=== Stated task ===
Each line below is to be written out in full, exactly as shown.

=== Records for processing ===
* Begin *

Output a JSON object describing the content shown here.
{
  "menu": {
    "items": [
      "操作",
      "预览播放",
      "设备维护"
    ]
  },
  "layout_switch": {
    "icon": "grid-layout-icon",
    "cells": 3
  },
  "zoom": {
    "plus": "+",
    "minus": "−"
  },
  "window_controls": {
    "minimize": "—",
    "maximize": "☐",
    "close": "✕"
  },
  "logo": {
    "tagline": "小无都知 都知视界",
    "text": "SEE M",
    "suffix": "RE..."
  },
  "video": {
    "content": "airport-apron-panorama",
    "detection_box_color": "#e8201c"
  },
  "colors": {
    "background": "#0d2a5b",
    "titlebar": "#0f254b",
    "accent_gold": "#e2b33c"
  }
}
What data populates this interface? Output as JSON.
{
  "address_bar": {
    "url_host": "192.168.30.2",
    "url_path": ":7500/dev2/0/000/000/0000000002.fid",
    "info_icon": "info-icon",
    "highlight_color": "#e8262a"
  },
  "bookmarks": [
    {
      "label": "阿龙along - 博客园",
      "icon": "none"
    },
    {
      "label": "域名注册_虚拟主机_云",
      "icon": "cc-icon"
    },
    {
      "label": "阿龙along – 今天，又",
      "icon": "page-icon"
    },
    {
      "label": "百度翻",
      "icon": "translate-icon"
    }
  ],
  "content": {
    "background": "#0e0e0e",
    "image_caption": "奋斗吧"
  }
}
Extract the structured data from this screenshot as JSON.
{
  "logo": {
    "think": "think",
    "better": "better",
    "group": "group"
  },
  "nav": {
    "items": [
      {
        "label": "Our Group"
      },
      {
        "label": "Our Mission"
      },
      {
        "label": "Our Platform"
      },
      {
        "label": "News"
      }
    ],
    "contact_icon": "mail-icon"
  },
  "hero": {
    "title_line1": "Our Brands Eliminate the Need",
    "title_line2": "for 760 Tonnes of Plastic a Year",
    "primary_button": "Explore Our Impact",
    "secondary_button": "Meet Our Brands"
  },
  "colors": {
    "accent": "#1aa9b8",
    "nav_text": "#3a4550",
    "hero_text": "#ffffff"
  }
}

* End *

=== Task answer ===
Output a JSON object describing the content shown here.
{
  "menu": {
    "items": [
      "操作",
      "预览播放",
      "设备维护"
    ]
  },
  "layout_switch": {
    "icon": "grid-layout-icon",
    "cells": 3
  },
  "zoom": {
    "plus": "+",
    "minus": "−"
  },
  "window_controls": {
    "minimize": "—",
    "maximize": "☐",
    "close": "✕"
  },
  "logo": {
    "tagline": "小无都知 都知视界",
    "text": "SEE M",
    "suffix": "RE..."
  },
  "video": {
    "content": "airport-apron-panorama",
    "detection_box_color": "#e8201c"
  },
  "colors": {
    "background": "#0d2a5b",
    "titlebar": "#0f254b",
    "accent_gold": "#e2b33c"
  }
}
What data populates this interface? Output as JSON.
{
  "address_bar": {
    "url_host": "192.168.30.2",
    "url_path": ":7500/dev2/0/000/000/0000000002.fid",
    "info_icon": "info-icon",
    "highlight_color": "#e8262a"
  },
  "bookmarks": [
    {
      "label": "阿龙along - 博客园",
      "icon": "none"
    },
    {
      "label": "域名注册_虚拟主机_云",
      "icon": "cc-icon"
    },
    {
      "label": "阿龙along – 今天，又",
      "icon": "page-icon"
    },
    {
      "label": "百度翻",
      "icon": "translate-icon"
    }
  ],
  "content": {
    "background": "#0e0e0e",
    "image_caption": "奋斗吧"
  }
}
Extract the structured data from this screenshot as JSON.
{
  "logo": {
    "think": "think",
    "better": "better",
    "group": "group"
  },
  "nav": {
    "items": [
      {
        "label": "Our Group"
      },
      {
        "label": "Our Mission"
      },
      {
        "label": "Our Platform"
      },
      {
        "label": "News"
      }
    ],
    "contact_icon": "mail-icon"
  },
  "hero": {
    "title_line1": "Our Brands Eliminate the Need",
    "title_line2": "for 760 Tonnes of Plastic a Year",
    "primary_button": "Explore Our Impact",
    "secondary_button": "Meet Our Brands"
  },
  "colors": {
    "accent": "#1aa9b8",
    "nav_text": "#3a4550",
    "hero_text": "#ffffff"
  }
}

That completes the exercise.